→ What is being asked: Search the data below for the word "Przemysłu" and copy each line that holds it.

→ Data for this task:

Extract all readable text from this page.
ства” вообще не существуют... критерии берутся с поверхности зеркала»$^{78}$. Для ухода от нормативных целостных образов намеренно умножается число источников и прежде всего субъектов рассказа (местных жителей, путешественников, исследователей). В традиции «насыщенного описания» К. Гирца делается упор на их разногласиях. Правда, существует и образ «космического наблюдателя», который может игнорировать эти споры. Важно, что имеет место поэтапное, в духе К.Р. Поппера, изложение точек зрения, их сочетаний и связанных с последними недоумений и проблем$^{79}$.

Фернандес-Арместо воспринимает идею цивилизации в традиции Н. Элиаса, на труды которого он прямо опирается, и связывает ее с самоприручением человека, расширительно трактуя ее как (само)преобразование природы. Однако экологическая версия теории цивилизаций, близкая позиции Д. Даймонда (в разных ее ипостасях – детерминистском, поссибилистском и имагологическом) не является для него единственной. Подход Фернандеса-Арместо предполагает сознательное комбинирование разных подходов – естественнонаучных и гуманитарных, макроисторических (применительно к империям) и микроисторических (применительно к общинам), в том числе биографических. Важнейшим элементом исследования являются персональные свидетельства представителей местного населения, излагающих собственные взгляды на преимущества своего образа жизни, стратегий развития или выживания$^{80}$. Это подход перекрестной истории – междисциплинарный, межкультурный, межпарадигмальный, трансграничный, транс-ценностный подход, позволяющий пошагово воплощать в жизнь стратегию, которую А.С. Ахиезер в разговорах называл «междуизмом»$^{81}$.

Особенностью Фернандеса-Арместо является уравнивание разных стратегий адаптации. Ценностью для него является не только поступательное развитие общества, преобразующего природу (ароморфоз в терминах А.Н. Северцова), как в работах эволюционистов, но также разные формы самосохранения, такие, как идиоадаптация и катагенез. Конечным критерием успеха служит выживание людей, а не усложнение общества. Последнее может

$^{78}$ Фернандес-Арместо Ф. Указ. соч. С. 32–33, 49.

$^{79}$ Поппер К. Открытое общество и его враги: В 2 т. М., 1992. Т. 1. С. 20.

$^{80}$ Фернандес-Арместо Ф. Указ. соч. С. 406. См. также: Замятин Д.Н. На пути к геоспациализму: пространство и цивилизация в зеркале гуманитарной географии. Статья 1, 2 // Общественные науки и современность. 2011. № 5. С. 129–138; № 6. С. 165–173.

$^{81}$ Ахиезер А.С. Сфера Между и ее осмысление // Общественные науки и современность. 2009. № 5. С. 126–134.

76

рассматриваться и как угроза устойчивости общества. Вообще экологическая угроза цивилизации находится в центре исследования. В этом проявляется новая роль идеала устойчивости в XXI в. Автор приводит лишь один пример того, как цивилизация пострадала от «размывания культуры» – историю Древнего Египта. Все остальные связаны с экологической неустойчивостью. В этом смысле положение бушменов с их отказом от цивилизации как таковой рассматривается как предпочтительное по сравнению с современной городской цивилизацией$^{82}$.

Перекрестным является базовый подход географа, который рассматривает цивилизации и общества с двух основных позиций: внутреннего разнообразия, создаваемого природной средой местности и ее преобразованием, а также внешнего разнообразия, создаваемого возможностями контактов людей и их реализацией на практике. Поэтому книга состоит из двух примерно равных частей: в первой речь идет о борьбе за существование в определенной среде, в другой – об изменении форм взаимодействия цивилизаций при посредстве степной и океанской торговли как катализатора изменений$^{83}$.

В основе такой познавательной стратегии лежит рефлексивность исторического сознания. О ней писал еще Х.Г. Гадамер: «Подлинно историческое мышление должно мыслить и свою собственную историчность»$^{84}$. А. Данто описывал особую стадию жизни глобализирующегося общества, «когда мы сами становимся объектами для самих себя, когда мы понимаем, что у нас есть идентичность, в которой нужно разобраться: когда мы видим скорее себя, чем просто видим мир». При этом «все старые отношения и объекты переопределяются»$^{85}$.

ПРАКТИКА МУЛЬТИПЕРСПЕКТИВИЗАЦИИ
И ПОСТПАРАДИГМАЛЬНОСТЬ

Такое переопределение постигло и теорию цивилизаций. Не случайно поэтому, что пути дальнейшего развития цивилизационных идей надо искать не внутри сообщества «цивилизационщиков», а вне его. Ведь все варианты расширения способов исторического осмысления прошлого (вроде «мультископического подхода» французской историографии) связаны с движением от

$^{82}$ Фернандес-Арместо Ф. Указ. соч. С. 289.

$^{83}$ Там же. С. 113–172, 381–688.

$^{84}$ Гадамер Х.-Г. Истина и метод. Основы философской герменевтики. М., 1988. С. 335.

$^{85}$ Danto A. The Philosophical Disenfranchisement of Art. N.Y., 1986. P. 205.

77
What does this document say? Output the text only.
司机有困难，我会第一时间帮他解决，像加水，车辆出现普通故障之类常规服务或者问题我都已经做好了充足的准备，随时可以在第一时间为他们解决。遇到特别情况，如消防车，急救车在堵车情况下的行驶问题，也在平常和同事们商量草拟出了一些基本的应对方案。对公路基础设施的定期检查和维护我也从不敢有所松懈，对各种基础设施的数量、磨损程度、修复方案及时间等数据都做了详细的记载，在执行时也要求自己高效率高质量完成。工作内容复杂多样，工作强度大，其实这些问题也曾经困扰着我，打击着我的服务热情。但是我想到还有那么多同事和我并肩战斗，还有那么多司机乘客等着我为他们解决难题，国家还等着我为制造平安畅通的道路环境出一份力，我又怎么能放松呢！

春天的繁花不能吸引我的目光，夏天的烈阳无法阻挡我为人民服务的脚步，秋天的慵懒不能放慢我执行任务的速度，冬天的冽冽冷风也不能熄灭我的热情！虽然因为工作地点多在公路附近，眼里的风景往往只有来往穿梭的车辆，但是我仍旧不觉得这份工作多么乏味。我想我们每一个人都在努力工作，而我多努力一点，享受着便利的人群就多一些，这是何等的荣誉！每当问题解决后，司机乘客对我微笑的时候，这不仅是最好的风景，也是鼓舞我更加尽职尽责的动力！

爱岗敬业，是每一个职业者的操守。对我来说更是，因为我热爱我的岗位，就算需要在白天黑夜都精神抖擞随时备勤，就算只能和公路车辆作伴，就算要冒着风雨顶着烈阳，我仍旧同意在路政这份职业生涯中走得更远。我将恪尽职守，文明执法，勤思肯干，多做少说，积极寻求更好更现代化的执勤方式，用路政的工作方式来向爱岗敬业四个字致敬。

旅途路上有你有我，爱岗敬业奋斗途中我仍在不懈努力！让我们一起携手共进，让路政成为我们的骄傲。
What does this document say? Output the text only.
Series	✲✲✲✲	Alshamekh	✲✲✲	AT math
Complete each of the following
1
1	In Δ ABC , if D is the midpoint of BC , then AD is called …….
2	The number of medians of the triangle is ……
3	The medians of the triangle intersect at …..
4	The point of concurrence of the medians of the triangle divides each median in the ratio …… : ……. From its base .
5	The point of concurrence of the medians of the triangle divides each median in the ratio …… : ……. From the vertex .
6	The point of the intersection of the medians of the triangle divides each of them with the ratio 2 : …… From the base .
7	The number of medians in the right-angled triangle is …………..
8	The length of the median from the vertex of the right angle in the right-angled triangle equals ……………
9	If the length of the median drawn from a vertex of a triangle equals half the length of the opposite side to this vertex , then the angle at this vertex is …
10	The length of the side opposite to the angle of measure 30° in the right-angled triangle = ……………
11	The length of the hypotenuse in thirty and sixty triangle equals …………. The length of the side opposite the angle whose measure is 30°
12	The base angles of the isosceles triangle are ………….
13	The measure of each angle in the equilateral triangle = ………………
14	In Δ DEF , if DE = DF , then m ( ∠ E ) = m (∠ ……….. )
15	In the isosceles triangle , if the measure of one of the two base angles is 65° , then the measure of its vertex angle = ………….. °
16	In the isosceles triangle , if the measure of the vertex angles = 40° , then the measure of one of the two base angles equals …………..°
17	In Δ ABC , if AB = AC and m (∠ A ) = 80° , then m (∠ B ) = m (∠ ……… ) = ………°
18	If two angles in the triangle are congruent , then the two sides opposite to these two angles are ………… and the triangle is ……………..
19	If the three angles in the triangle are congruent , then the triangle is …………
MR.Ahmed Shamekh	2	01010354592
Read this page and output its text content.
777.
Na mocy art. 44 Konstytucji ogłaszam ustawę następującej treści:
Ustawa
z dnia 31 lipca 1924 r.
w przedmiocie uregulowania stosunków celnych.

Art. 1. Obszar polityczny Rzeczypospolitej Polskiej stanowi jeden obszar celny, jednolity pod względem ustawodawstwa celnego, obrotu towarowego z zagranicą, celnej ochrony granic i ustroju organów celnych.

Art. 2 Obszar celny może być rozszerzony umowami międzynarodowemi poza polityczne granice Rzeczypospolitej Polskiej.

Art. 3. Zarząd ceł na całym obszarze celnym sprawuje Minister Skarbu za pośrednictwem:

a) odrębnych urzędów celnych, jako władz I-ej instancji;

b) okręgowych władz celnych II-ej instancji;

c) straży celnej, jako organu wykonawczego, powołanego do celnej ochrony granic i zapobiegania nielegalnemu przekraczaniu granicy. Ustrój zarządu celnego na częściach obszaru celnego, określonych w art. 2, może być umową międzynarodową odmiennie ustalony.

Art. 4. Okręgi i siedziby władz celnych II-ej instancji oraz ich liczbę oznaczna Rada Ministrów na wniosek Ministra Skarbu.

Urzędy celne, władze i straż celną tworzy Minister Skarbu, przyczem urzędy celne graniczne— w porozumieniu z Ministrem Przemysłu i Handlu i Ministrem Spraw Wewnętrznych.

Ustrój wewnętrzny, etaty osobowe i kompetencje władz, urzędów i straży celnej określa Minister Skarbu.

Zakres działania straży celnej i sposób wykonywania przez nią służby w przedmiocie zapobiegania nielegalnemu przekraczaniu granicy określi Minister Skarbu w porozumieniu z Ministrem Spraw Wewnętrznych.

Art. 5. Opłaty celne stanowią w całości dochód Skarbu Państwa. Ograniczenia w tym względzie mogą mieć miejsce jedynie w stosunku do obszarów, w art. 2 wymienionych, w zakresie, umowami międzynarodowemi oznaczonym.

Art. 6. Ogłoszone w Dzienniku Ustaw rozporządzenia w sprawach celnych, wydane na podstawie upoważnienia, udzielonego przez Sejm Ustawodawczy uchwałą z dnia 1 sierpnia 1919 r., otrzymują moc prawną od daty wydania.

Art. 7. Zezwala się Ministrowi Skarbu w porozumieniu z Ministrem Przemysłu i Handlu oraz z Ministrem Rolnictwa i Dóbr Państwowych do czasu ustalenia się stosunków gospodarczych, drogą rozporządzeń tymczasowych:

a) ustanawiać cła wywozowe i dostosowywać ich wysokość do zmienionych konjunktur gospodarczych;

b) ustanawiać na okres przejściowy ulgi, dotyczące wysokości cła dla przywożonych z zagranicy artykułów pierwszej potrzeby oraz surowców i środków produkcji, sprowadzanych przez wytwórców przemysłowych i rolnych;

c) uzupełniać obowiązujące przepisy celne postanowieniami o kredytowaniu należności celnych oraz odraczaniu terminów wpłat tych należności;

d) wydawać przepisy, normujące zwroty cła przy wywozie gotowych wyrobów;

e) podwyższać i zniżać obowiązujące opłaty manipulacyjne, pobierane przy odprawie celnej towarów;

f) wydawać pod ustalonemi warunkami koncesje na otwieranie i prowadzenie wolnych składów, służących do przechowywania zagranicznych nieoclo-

→ Complete answer:
Urzędy celne, władze i straż celną tworzy Minister Skarbu, przyczem urzędy celne graniczne— w porozumieniu z Ministrem Przemysłu i Handlu i Ministrem Spraw Wewnętrznych.
Art. 7. Zezwala się Ministrowi Skarbu w porozumieniu z Ministrem Przemysłu i Handlu oraz z Ministrem Rolnictwa i Dóbr Państwowych do czasu ustalenia się stosunków gospodarczych, drogą rozporządzeń tymczasowych:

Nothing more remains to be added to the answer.